YOUR OBJECTIVE: Retype everything in the listing, leaving each line exactly as it is.
— Start of RECORDS FOR PROCESSING —
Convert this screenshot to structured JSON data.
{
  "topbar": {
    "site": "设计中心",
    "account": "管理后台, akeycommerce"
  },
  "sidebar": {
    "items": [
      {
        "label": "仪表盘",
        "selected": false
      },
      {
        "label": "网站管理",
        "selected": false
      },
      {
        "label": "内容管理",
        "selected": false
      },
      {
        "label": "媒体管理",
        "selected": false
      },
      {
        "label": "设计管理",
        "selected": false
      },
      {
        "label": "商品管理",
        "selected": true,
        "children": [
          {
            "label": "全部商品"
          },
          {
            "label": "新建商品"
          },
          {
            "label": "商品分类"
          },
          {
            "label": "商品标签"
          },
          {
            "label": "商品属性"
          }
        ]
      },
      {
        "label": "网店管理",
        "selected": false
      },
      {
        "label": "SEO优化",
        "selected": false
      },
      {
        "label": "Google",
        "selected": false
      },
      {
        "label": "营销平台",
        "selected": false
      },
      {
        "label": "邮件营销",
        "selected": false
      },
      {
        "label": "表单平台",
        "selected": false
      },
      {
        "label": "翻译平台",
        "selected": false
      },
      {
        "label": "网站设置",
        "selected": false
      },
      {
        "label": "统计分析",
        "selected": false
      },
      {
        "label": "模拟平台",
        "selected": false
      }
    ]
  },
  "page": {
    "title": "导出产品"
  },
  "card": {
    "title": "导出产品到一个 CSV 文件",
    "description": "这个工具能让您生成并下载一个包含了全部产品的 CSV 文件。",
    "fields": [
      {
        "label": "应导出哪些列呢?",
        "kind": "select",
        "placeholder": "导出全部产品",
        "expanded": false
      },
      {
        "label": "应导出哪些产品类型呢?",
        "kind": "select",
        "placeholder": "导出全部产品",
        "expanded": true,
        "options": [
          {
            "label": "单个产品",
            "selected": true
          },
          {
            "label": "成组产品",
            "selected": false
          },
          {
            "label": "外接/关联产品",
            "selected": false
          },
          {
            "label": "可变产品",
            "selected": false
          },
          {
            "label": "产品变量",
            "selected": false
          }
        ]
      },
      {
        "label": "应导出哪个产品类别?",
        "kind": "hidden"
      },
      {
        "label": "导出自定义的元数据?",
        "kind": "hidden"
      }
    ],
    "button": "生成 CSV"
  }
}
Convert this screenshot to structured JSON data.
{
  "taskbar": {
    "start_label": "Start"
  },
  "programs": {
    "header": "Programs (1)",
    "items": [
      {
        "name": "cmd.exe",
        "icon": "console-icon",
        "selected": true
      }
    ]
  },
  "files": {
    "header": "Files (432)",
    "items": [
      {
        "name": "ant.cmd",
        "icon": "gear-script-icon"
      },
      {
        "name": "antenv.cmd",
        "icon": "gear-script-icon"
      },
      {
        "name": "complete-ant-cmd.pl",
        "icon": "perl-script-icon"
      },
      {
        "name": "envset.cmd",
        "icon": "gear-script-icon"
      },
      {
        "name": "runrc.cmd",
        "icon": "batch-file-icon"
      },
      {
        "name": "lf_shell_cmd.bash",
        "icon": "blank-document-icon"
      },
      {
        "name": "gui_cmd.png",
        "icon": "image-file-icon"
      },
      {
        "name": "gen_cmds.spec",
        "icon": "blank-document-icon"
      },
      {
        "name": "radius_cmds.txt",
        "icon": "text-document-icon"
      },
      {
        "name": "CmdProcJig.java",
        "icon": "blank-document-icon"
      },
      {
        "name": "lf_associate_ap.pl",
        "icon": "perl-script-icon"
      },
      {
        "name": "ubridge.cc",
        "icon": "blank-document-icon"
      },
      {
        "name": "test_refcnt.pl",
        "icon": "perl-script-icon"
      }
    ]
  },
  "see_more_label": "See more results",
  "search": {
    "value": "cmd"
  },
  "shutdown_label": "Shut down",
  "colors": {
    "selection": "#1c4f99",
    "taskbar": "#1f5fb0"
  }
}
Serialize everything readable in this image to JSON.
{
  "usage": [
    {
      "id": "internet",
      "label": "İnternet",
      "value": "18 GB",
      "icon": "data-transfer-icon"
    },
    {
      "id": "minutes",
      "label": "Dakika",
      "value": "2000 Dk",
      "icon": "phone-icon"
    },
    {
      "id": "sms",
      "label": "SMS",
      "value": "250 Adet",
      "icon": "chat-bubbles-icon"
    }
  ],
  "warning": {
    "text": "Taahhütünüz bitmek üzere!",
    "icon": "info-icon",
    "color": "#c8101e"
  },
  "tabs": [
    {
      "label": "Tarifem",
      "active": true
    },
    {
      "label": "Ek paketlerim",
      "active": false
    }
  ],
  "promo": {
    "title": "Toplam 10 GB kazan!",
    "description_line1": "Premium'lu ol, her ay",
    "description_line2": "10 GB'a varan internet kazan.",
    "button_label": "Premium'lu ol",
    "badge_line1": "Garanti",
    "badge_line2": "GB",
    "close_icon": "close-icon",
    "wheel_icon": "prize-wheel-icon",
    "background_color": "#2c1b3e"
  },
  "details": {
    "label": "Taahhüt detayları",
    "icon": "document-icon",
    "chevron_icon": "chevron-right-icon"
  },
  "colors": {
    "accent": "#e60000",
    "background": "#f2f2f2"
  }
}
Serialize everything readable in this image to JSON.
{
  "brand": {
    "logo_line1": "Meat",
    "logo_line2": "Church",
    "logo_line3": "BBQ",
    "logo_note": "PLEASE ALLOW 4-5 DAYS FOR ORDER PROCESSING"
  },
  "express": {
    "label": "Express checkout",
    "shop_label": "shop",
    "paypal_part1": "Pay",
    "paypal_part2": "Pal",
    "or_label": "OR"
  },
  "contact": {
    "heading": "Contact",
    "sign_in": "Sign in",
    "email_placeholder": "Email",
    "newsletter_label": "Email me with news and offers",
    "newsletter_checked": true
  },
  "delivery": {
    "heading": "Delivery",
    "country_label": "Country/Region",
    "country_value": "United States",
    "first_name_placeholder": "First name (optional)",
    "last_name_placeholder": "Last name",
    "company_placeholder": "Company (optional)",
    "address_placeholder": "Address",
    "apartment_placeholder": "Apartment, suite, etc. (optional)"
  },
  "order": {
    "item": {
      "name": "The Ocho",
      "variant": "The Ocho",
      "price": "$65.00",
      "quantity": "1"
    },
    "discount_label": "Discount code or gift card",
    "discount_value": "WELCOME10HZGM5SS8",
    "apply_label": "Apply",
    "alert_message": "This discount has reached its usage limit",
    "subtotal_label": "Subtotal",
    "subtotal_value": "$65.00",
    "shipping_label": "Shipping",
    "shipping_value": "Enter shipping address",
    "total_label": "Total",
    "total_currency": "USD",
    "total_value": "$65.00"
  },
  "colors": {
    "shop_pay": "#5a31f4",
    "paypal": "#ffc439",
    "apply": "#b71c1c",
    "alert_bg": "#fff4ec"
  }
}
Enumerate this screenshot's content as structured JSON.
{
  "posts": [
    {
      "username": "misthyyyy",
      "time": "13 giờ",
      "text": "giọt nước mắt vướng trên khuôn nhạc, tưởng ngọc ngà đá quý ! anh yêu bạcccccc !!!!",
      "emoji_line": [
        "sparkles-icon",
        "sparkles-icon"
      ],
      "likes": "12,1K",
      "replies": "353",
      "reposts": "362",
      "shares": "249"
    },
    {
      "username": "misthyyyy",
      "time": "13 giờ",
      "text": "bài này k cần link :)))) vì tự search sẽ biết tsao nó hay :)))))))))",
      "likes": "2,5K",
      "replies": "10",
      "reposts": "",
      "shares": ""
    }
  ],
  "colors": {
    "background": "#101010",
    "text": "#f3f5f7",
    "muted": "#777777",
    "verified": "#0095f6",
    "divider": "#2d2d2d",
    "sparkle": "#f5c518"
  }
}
— End of RECORDS FOR PROCESSING —
CORRECT RESULT:
Convert this screenshot to structured JSON data.
{
  "topbar": {
    "site": "设计中心",
    "account": "管理后台, akeycommerce"
  },
  "sidebar": {
    "items": [
      {
        "label": "仪表盘",
        "selected": false
      },
      {
        "label": "网站管理",
        "selected": false
      },
      {
        "label": "内容管理",
        "selected": false
      },
      {
        "label": "媒体管理",
        "selected": false
      },
      {
        "label": "设计管理",
        "selected": false
      },
      {
        "label": "商品管理",
        "selected": true,
        "children": [
          {
            "label": "全部商品"
          },
          {
            "label": "新建商品"
          },
          {
            "label": "商品分类"
          },
          {
            "label": "商品标签"
          },
          {
            "label": "商品属性"
          }
        ]
      },
      {
        "label": "网店管理",
        "selected": false
      },
      {
        "label": "SEO优化",
        "selected": false
      },
      {
        "label": "Google",
        "selected": false
      },
      {
        "label": "营销平台",
        "selected": false
      },
      {
        "label": "邮件营销",
        "selected": false
      },
      {
        "label": "表单平台",
        "selected": false
      },
      {
        "label": "翻译平台",
        "selected": false
      },
      {
        "label": "网站设置",
        "selected": false
      },
      {
        "label": "统计分析",
        "selected": false
      },
      {
        "label": "模拟平台",
        "selected": false
      }
    ]
  },
  "page": {
    "title": "导出产品"
  },
  "card": {
    "title": "导出产品到一个 CSV 文件",
    "description": "这个工具能让您生成并下载一个包含了全部产品的 CSV 文件。",
    "fields": [
      {
        "label": "应导出哪些列呢?",
        "kind": "select",
        "placeholder": "导出全部产品",
        "expanded": false
      },
      {
        "label": "应导出哪些产品类型呢?",
        "kind": "select",
        "placeholder": "导出全部产品",
        "expanded": true,
        "options": [
          {
            "label": "单个产品",
            "selected": true
          },
          {
            "label": "成组产品",
            "selected": false
          },
          {
            "label": "外接/关联产品",
            "selected": false
          },
          {
            "label": "可变产品",
            "selected": false
          },
          {
            "label": "产品变量",
            "selected": false
          }
        ]
      },
      {
        "label": "应导出哪个产品类别?",
        "kind": "hidden"
      },
      {
        "label": "导出自定义的元数据?",
        "kind": "hidden"
      }
    ],
    "button": "生成 CSV"
  }
}
Convert this screenshot to structured JSON data.
{
  "taskbar": {
    "start_label": "Start"
  },
  "programs": {
    "header": "Programs (1)",
    "items": [
      {
        "name": "cmd.exe",
        "icon": "console-icon",
        "selected": true
      }
    ]
  },
  "files": {
    "header": "Files (432)",
    "items": [
      {
        "name": "ant.cmd",
        "icon": "gear-script-icon"
      },
      {
        "name": "antenv.cmd",
        "icon": "gear-script-icon"
      },
      {
        "name": "complete-ant-cmd.pl",
        "icon": "perl-script-icon"
      },
      {
        "name": "envset.cmd",
        "icon": "gear-script-icon"
      },
      {
        "name": "runrc.cmd",
        "icon": "batch-file-icon"
      },
      {
        "name": "lf_shell_cmd.bash",
        "icon": "blank-document-icon"
      },
      {
        "name": "gui_cmd.png",
        "icon": "image-file-icon"
      },
      {
        "name": "gen_cmds.spec",
        "icon": "blank-document-icon"
      },
      {
        "name": "radius_cmds.txt",
        "icon": "text-document-icon"
      },
      {
        "name": "CmdProcJig.java",
        "icon": "blank-document-icon"
      },
      {
        "name": "lf_associate_ap.pl",
        "icon": "perl-script-icon"
      },
      {
        "name": "ubridge.cc",
        "icon": "blank-document-icon"
      },
      {
        "name": "test_refcnt.pl",
        "icon": "perl-script-icon"
      }
    ]
  },
  "see_more_label": "See more results",
  "search": {
    "value": "cmd"
  },
  "shutdown_label": "Shut down",
  "colors": {
    "selection": "#1c4f99",
    "taskbar": "#1f5fb0"
  }
}
Serialize everything readable in this image to JSON.
{
  "usage": [
    {
      "id": "internet",
      "label": "İnternet",
      "value": "18 GB",
      "icon": "data-transfer-icon"
    },
    {
      "id": "minutes",
      "label": "Dakika",
      "value": "2000 Dk",
      "icon": "phone-icon"
    },
    {
      "id": "sms",
      "label": "SMS",
      "value": "250 Adet",
      "icon": "chat-bubbles-icon"
    }
  ],
  "warning": {
    "text": "Taahhütünüz bitmek üzere!",
    "icon": "info-icon",
    "color": "#c8101e"
  },
  "tabs": [
    {
      "label": "Tarifem",
      "active": true
    },
    {
      "label": "Ek paketlerim",
      "active": false
    }
  ],
  "promo": {
    "title": "Toplam 10 GB kazan!",
    "description_line1": "Premium'lu ol, her ay",
    "description_line2": "10 GB'a varan internet kazan.",
    "button_label": "Premium'lu ol",
    "badge_line1": "Garanti",
    "badge_line2": "GB",
    "close_icon": "close-icon",
    "wheel_icon": "prize-wheel-icon",
    "background_color": "#2c1b3e"
  },
  "details": {
    "label": "Taahhüt detayları",
    "icon": "document-icon",
    "chevron_icon": "chevron-right-icon"
  },
  "colors": {
    "accent": "#e60000",
    "background": "#f2f2f2"
  }
}
Serialize everything readable in this image to JSON.
{
  "brand": {
    "logo_line1": "Meat",
    "logo_line2": "Church",
    "logo_line3": "BBQ",
    "logo_note": "PLEASE ALLOW 4-5 DAYS FOR ORDER PROCESSING"
  },
  "express": {
    "label": "Express checkout",
    "shop_label": "shop",
    "paypal_part1": "Pay",
    "paypal_part2": "Pal",
    "or_label": "OR"
  },
  "contact": {
    "heading": "Contact",
    "sign_in": "Sign in",
    "email_placeholder": "Email",
    "newsletter_label": "Email me with news and offers",
    "newsletter_checked": true
  },
  "delivery": {
    "heading": "Delivery",
    "country_label": "Country/Region",
    "country_value": "United States",
    "first_name_placeholder": "First name (optional)",
    "last_name_placeholder": "Last name",
    "company_placeholder": "Company (optional)",
    "address_placeholder": "Address",
    "apartment_placeholder": "Apartment, suite, etc. (optional)"
  },
  "order": {
    "item": {
      "name": "The Ocho",
      "variant": "The Ocho",
      "price": "$65.00",
      "quantity": "1"
    },
    "discount_label": "Discount code or gift card",
    "discount_value": "WELCOME10HZGM5SS8",
    "apply_label": "Apply",
    "alert_message": "This discount has reached its usage limit",
    "subtotal_label": "Subtotal",
    "subtotal_value": "$65.00",
    "shipping_label": "Shipping",
    "shipping_value": "Enter shipping address",
    "total_label": "Total",
    "total_currency": "USD",
    "total_value": "$65.00"
  },
  "colors": {
    "shop_pay": "#5a31f4",
    "paypal": "#ffc439",
    "apply": "#b71c1c",
    "alert_bg": "#fff4ec"
  }
}
Enumerate this screenshot's content as structured JSON.
{
  "posts": [
    {
      "username": "misthyyyy",
      "time": "13 giờ",
      "text": "giọt nước mắt vướng trên khuôn nhạc, tưởng ngọc ngà đá quý ! anh yêu bạcccccc !!!!",
      "emoji_line": [
        "sparkles-icon",
        "sparkles-icon"
      ],
      "likes": "12,1K",
      "replies": "353",
      "reposts": "362",
      "shares": "249"
    },
    {
      "username": "misthyyyy",
      "time": "13 giờ",
      "text": "bài này k cần link :)))) vì tự search sẽ biết tsao nó hay :)))))))))",
      "likes": "2,5K",
      "replies": "10",
      "reposts": "",
      "shares": ""
    }
  ],
  "colors": {
    "background": "#101010",
    "text": "#f3f5f7",
    "muted": "#777777",
    "verified": "#0095f6",
    "divider": "#2d2d2d",
    "sparkle": "#f5c518"
  }
}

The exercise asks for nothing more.